**What is required**
Search the material for the string "写算式略" and copy each line where it occurs.

[Lines of data]
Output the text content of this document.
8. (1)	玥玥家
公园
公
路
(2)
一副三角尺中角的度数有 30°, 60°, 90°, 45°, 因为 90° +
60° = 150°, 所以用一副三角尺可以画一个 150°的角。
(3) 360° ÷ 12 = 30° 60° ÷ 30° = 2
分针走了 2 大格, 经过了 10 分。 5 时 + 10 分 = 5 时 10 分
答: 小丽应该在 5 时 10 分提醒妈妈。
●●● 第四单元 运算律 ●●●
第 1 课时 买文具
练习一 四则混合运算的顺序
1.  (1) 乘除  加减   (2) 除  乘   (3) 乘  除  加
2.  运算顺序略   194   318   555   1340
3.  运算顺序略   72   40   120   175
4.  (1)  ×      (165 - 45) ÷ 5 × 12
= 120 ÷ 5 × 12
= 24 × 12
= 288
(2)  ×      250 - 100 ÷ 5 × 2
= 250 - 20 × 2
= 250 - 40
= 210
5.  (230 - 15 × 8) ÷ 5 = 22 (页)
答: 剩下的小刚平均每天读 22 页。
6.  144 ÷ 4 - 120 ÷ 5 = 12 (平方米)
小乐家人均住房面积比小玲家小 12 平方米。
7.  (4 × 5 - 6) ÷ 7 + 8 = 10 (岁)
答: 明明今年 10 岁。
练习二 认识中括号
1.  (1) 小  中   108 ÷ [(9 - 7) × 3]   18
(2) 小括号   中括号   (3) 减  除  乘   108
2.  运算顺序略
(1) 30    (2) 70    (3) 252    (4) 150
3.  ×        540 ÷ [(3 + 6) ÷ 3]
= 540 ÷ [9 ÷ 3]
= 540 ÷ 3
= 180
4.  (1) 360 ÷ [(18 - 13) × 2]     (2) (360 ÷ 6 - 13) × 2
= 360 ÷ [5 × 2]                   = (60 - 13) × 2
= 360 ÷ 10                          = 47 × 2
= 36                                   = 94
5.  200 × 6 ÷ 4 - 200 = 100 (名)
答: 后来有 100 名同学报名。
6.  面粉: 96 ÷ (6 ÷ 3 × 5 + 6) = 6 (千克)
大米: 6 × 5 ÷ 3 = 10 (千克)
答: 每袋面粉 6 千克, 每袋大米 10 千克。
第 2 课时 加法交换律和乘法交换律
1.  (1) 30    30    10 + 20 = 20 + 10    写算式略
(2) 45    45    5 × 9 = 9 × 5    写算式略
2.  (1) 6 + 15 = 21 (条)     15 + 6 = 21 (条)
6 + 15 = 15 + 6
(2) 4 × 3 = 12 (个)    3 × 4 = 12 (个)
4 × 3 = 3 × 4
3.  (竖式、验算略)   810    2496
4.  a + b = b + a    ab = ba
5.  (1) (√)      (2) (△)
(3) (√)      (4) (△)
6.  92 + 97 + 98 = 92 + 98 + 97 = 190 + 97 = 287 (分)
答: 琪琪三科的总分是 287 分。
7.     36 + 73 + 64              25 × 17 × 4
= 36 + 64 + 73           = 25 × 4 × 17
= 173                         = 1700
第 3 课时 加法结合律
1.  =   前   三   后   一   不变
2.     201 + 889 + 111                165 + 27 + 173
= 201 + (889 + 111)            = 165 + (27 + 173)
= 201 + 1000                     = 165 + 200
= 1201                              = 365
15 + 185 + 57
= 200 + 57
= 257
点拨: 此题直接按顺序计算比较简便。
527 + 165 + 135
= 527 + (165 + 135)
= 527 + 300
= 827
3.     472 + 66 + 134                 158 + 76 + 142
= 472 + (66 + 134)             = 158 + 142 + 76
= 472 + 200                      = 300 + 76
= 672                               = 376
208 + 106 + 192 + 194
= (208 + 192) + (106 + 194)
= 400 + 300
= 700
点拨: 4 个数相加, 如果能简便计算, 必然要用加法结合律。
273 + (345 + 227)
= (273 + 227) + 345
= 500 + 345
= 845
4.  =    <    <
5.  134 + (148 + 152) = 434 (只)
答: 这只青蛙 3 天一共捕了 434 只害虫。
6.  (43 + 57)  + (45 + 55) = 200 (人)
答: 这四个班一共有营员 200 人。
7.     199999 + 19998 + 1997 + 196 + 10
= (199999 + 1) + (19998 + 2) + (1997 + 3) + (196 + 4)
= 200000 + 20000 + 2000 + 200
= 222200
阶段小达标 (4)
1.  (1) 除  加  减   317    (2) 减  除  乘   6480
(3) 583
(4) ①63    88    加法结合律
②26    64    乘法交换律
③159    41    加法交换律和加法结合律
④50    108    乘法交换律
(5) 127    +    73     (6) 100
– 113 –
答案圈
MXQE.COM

**Output of the task**
1.  (1) 30    30    10 + 20 = 20 + 10    写算式略
(2) 45    45    5 × 9 = 9 × 5    写算式略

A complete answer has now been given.